▶ _What you have to do_:
All entries are to be given again verbatim.

--- Data to process ---

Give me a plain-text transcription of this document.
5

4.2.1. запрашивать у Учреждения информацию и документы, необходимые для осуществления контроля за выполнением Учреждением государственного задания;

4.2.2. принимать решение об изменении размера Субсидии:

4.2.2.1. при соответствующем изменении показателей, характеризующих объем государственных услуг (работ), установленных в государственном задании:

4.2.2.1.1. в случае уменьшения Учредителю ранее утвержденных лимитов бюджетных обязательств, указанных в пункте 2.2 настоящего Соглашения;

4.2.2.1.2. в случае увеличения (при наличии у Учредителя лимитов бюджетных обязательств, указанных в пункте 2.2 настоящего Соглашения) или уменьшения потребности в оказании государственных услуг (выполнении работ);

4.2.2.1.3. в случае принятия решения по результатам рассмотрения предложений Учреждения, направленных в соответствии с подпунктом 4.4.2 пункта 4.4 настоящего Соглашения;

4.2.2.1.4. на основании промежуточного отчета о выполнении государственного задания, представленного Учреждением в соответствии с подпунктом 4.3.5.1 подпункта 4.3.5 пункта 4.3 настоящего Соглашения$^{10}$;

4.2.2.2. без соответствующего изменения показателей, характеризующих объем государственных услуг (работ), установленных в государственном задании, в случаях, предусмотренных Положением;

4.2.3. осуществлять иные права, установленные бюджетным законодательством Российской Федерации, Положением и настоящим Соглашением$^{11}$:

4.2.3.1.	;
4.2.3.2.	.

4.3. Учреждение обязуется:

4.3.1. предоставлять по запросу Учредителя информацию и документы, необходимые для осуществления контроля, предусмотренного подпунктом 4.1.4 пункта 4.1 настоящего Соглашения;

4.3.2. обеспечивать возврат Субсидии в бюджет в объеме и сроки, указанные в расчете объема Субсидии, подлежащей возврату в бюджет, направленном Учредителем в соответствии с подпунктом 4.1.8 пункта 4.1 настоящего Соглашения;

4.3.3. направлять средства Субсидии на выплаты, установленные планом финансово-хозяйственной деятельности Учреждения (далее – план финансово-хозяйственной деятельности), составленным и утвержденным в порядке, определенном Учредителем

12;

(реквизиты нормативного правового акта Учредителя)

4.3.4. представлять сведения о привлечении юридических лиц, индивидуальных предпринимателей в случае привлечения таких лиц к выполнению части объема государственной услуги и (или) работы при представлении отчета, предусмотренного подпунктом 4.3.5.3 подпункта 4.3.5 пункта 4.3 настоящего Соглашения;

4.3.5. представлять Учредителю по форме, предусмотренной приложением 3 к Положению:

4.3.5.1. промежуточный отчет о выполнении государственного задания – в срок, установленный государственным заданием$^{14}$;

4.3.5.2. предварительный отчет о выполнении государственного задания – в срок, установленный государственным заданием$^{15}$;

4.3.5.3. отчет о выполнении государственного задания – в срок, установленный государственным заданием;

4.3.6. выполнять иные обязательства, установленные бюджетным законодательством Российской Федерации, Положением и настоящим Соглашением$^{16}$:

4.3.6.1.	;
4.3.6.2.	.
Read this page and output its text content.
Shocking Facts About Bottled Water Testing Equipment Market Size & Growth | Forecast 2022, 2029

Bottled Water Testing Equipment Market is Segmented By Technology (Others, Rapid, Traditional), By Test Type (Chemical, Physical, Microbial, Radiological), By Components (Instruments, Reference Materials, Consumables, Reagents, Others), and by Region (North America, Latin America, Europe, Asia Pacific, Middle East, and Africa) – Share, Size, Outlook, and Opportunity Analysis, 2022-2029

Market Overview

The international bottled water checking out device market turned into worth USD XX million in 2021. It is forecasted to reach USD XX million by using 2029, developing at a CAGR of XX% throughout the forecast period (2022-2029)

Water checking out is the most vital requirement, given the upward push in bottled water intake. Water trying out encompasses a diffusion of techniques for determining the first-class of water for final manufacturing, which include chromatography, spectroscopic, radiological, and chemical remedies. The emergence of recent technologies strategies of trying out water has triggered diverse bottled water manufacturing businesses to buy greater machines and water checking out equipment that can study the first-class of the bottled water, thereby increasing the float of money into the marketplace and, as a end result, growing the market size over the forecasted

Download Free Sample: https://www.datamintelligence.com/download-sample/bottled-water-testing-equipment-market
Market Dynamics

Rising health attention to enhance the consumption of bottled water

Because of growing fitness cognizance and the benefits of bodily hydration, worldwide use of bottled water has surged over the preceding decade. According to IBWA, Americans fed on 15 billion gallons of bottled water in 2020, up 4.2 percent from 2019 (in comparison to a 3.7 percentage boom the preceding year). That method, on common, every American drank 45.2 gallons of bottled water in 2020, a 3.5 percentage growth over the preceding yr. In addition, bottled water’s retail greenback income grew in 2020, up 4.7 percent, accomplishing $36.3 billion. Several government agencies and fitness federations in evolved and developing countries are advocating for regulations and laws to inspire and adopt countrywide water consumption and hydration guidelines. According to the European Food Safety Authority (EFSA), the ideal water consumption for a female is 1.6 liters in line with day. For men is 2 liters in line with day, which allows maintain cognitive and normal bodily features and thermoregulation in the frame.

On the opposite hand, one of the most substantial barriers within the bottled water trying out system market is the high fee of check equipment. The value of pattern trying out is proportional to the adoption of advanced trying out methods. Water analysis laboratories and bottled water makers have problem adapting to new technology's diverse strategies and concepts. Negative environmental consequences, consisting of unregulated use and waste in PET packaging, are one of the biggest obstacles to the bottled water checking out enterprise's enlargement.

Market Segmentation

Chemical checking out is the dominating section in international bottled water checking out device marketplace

---

▶ _Result of the task_:
Give me a plain-text transcription of this document.
5

4.2.1. запрашивать у Учреждения информацию и документы, необходимые для осуществления контроля за выполнением Учреждением государственного задания;

4.2.2. принимать решение об изменении размера Субсидии:

4.2.2.1. при соответствующем изменении показателей, характеризующих объем государственных услуг (работ), установленных в государственном задании:

4.2.2.1.1. в случае уменьшения Учредителю ранее утвержденных лимитов бюджетных обязательств, указанных в пункте 2.2 настоящего Соглашения;

4.2.2.1.2. в случае увеличения (при наличии у Учредителя лимитов бюджетных обязательств, указанных в пункте 2.2 настоящего Соглашения) или уменьшения потребности в оказании государственных услуг (выполнении работ);

4.2.2.1.3. в случае принятия решения по результатам рассмотрения предложений Учреждения, направленных в соответствии с подпунктом 4.4.2 пункта 4.4 настоящего Соглашения;

4.2.2.1.4. на основании промежуточного отчета о выполнении государственного задания, представленного Учреждением в соответствии с подпунктом 4.3.5.1 подпункта 4.3.5 пункта 4.3 настоящего Соглашения$^{10}$;

4.2.2.2. без соответствующего изменения показателей, характеризующих объем государственных услуг (работ), установленных в государственном задании, в случаях, предусмотренных Положением;

4.2.3. осуществлять иные права, установленные бюджетным законодательством Российской Федерации, Положением и настоящим Соглашением$^{11}$:

4.2.3.1.	;
4.2.3.2.	.

4.3. Учреждение обязуется:

4.3.1. предоставлять по запросу Учредителя информацию и документы, необходимые для осуществления контроля, предусмотренного подпунктом 4.1.4 пункта 4.1 настоящего Соглашения;

4.3.2. обеспечивать возврат Субсидии в бюджет в объеме и сроки, указанные в расчете объема Субсидии, подлежащей возврату в бюджет, направленном Учредителем в соответствии с подпунктом 4.1.8 пункта 4.1 настоящего Соглашения;

4.3.3. направлять средства Субсидии на выплаты, установленные планом финансово-хозяйственной деятельности Учреждения (далее – план финансово-хозяйственной деятельности), составленным и утвержденным в порядке, определенном Учредителем

12;

(реквизиты нормативного правового акта Учредителя)

4.3.4. представлять сведения о привлечении юридических лиц, индивидуальных предпринимателей в случае привлечения таких лиц к выполнению части объема государственной услуги и (или) работы при представлении отчета, предусмотренного подпунктом 4.3.5.3 подпункта 4.3.5 пункта 4.3 настоящего Соглашения;

4.3.5. представлять Учредителю по форме, предусмотренной приложением 3 к Положению:

4.3.5.1. промежуточный отчет о выполнении государственного задания – в срок, установленный государственным заданием$^{14}$;

4.3.5.2. предварительный отчет о выполнении государственного задания – в срок, установленный государственным заданием$^{15}$;

4.3.5.3. отчет о выполнении государственного задания – в срок, установленный государственным заданием;

4.3.6. выполнять иные обязательства, установленные бюджетным законодательством Российской Федерации, Положением и настоящим Соглашением$^{16}$:

4.3.6.1.	;
4.3.6.2.	.
Read this page and output its text content.
Shocking Facts About Bottled Water Testing Equipment Market Size & Growth | Forecast 2022, 2029

Bottled Water Testing Equipment Market is Segmented By Technology (Others, Rapid, Traditional), By Test Type (Chemical, Physical, Microbial, Radiological), By Components (Instruments, Reference Materials, Consumables, Reagents, Others), and by Region (North America, Latin America, Europe, Asia Pacific, Middle East, and Africa) – Share, Size, Outlook, and Opportunity Analysis, 2022-2029

Market Overview

The international bottled water checking out device market turned into worth USD XX million in 2021. It is forecasted to reach USD XX million by using 2029, developing at a CAGR of XX% throughout the forecast period (2022-2029)

Water checking out is the most vital requirement, given the upward push in bottled water intake. Water trying out encompasses a diffusion of techniques for determining the first-class of water for final manufacturing, which include chromatography, spectroscopic, radiological, and chemical remedies. The emergence of recent technologies strategies of trying out water has triggered diverse bottled water manufacturing businesses to buy greater machines and water checking out equipment that can study the first-class of the bottled water, thereby increasing the float of money into the marketplace and, as a end result, growing the market size over the forecasted

Download Free Sample: https://www.datamintelligence.com/download-sample/bottled-water-testing-equipment-market
Market Dynamics

Rising health attention to enhance the consumption of bottled water

Because of growing fitness cognizance and the benefits of bodily hydration, worldwide use of bottled water has surged over the preceding decade. According to IBWA, Americans fed on 15 billion gallons of bottled water in 2020, up 4.2 percent from 2019 (in comparison to a 3.7 percentage boom the preceding year). That method, on common, every American drank 45.2 gallons of bottled water in 2020, a 3.5 percentage growth over the preceding yr. In addition, bottled water’s retail greenback income grew in 2020, up 4.7 percent, accomplishing $36.3 billion. Several government agencies and fitness federations in evolved and developing countries are advocating for regulations and laws to inspire and adopt countrywide water consumption and hydration guidelines. According to the European Food Safety Authority (EFSA), the ideal water consumption for a female is 1.6 liters in line with day. For men is 2 liters in line with day, which allows maintain cognitive and normal bodily features and thermoregulation in the frame.

On the opposite hand, one of the most substantial barriers within the bottled water trying out system market is the high fee of check equipment. The value of pattern trying out is proportional to the adoption of advanced trying out methods. Water analysis laboratories and bottled water makers have problem adapting to new technology's diverse strategies and concepts. Negative environmental consequences, consisting of unregulated use and waste in PET packaging, are one of the biggest obstacles to the bottled water checking out enterprise's enlargement.

Market Segmentation

Chemical checking out is the dominating section in international bottled water checking out device marketplace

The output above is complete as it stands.